**Requirements**:
For each line of the data below that holds "this", copy the line.

Dataset items:
──────

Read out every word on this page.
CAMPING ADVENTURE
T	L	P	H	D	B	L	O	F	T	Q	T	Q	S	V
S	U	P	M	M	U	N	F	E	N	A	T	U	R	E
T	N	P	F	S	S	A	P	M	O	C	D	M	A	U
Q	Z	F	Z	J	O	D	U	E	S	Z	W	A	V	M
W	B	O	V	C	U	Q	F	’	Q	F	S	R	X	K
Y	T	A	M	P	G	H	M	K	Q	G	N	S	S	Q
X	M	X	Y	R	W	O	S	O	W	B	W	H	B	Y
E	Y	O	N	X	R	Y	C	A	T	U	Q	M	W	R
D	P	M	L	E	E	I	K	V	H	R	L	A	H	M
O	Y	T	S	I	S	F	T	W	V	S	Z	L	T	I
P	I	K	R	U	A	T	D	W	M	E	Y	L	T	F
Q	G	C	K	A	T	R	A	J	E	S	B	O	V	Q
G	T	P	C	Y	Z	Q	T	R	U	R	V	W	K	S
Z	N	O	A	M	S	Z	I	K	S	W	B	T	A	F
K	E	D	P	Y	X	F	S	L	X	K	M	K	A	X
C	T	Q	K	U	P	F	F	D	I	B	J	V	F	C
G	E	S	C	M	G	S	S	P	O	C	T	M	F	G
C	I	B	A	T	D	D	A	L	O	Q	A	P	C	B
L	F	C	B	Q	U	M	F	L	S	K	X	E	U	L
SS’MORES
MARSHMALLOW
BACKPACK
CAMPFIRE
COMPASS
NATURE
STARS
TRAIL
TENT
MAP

──────

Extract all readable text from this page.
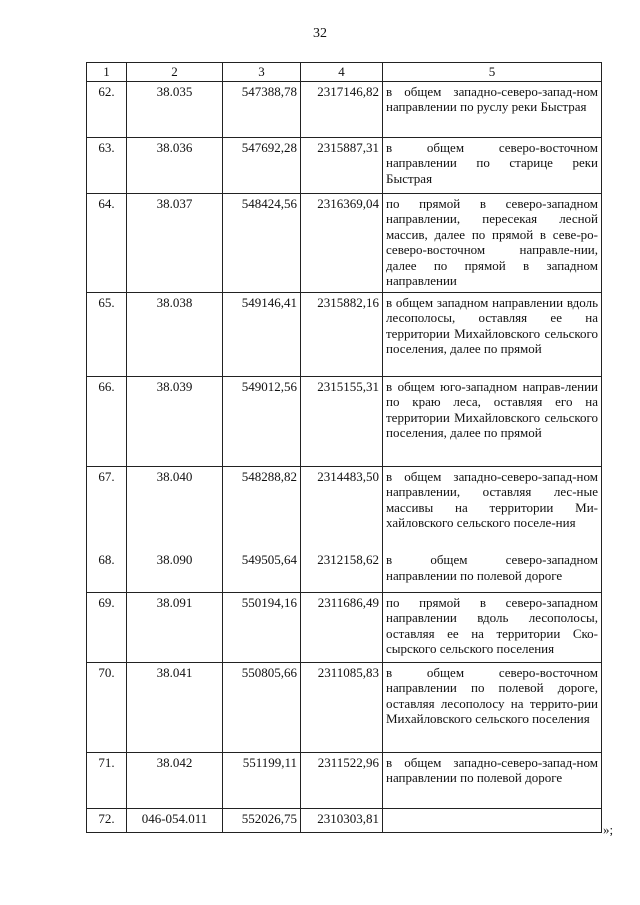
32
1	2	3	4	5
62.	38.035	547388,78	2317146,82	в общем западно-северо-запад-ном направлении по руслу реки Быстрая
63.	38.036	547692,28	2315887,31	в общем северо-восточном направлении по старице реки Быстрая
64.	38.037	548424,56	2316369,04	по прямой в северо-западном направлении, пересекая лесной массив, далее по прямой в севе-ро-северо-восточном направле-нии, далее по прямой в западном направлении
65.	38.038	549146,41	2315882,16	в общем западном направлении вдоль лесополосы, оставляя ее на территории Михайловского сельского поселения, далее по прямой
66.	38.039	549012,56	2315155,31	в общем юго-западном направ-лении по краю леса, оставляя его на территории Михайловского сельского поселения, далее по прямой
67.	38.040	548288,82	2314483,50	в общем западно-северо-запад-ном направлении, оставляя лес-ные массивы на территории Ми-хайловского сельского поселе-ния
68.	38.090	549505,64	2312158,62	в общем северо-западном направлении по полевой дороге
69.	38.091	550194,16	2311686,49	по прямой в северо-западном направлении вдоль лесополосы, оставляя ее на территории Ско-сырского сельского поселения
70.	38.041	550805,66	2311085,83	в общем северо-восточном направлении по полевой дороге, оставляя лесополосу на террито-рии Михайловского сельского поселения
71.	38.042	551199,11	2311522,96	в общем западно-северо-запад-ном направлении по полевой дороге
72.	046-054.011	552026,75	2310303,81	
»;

──────

**Solution to the problem**:
Read out every word on this page.
Extract all readable text from this page.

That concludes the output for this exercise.